Transcribe the records below exactly.

• [Exercise material]
>> begin

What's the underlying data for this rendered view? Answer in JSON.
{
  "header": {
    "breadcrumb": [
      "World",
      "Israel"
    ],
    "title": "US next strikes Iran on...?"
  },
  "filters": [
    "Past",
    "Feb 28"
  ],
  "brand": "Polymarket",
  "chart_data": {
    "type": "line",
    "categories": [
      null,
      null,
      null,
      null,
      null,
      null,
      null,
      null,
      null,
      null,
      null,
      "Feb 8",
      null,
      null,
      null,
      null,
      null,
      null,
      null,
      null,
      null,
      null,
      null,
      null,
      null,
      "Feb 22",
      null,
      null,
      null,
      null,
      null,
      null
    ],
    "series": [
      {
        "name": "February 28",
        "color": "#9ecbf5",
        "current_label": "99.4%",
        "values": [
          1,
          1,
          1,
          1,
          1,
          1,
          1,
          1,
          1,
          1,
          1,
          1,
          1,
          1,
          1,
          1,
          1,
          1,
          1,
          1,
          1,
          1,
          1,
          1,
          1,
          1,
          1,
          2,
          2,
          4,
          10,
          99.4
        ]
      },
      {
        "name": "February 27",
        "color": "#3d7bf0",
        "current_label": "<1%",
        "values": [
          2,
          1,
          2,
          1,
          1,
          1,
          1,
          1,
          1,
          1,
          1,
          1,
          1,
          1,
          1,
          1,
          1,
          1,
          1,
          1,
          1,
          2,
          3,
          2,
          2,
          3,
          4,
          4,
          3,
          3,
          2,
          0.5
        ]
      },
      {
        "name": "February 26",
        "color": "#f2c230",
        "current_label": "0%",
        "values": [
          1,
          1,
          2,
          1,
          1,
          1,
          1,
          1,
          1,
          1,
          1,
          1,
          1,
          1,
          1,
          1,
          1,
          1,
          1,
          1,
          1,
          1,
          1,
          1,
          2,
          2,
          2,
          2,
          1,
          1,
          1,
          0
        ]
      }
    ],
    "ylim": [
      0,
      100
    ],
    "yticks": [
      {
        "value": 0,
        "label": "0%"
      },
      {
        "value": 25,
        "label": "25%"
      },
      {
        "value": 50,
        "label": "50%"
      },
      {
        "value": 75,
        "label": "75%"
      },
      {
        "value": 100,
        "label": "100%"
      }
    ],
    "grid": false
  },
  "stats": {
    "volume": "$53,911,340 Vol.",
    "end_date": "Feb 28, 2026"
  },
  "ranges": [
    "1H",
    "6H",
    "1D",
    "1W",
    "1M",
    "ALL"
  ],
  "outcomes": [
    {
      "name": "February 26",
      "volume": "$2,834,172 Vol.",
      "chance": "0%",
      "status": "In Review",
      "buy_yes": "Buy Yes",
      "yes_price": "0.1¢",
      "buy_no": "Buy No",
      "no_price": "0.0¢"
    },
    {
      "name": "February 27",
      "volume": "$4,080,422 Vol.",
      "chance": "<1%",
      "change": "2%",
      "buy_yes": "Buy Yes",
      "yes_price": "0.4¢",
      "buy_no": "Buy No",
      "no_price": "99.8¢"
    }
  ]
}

>> end

• [Task output]
What's the underlying data for this rendered view? Answer in JSON.
{
  "header": {
    "breadcrumb": [
      "World",
      "Israel"
    ],
    "title": "US next strikes Iran on...?"
  },
  "filters": [
    "Past",
    "Feb 28"
  ],
  "brand": "Polymarket",
  "chart_data": {
    "type": "line",
    "categories": [
      null,
      null,
      null,
      null,
      null,
      null,
      null,
      null,
      null,
      null,
      null,
      "Feb 8",
      null,
      null,
      null,
      null,
      null,
      null,
      null,
      null,
      null,
      null,
      null,
      null,
      null,
      "Feb 22",
      null,
      null,
      null,
      null,
      null,
      null
    ],
    "series": [
      {
        "name": "February 28",
        "color": "#9ecbf5",
        "current_label": "99.4%",
        "values": [
          1,
          1,
          1,
          1,
          1,
          1,
          1,
          1,
          1,
          1,
          1,
          1,
          1,
          1,
          1,
          1,
          1,
          1,
          1,
          1,
          1,
          1,
          1,
          1,
          1,
          1,
          1,
          2,
          2,
          4,
          10,
          99.4
        ]
      },
      {
        "name": "February 27",
        "color": "#3d7bf0",
        "current_label": "<1%",
        "values": [
          2,
          1,
          2,
          1,
          1,
          1,
          1,
          1,
          1,
          1,
          1,
          1,
          1,
          1,
          1,
          1,
          1,
          1,
          1,
          1,
          1,
          2,
          3,
          2,
          2,
          3,
          4,
          4,
          3,
          3,
          2,
          0.5
        ]
      },
      {
        "name": "February 26",
        "color": "#f2c230",
        "current_label": "0%",
        "values": [
          1,
          1,
          2,
          1,
          1,
          1,
          1,
          1,
          1,
          1,
          1,
          1,
          1,
          1,
          1,
          1,
          1,
          1,
          1,
          1,
          1,
          1,
          1,
          1,
          2,
          2,
          2,
          2,
          1,
          1,
          1,
          0
        ]
      }
    ],
    "ylim": [
      0,
      100
    ],
    "yticks": [
      {
        "value": 0,
        "label": "0%"
      },
      {
        "value": 25,
        "label": "25%"
      },
      {
        "value": 50,
        "label": "50%"
      },
      {
        "value": 75,
        "label": "75%"
      },
      {
        "value": 100,
        "label": "100%"
      }
    ],
    "grid": false
  },
  "stats": {
    "volume": "$53,911,340 Vol.",
    "end_date": "Feb 28, 2026"
  },
  "ranges": [
    "1H",
    "6H",
    "1D",
    "1W",
    "1M",
    "ALL"
  ],
  "outcomes": [
    {
      "name": "February 26",
      "volume": "$2,834,172 Vol.",
      "chance": "0%",
      "status": "In Review",
      "buy_yes": "Buy Yes",
      "yes_price": "0.1¢",
      "buy_no": "Buy No",
      "no_price": "0.0¢"
    },
    {
      "name": "February 27",
      "volume": "$4,080,422 Vol.",
      "chance": "<1%",
      "change": "2%",
      "buy_yes": "Buy Yes",
      "yes_price": "0.4¢",
      "buy_no": "Buy No",
      "no_price": "99.8¢"
    }
  ]
}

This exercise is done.